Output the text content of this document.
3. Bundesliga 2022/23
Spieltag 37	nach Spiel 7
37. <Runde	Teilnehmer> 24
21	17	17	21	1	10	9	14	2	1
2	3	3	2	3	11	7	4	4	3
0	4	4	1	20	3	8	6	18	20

▬▬▬

Exercise: Make an exact copy of every line in the data.

Written solution:
Output the text content of this document.
3. Bundesliga 2022/23
Spieltag 37	nach Spiel 7
37. <Runde	Teilnehmer> 24
21	17	17	21	1	10	9	14	2	1
2	3	3	2	3	11	7	4	4	3
0	4	4	1	20	3	8	6	18	20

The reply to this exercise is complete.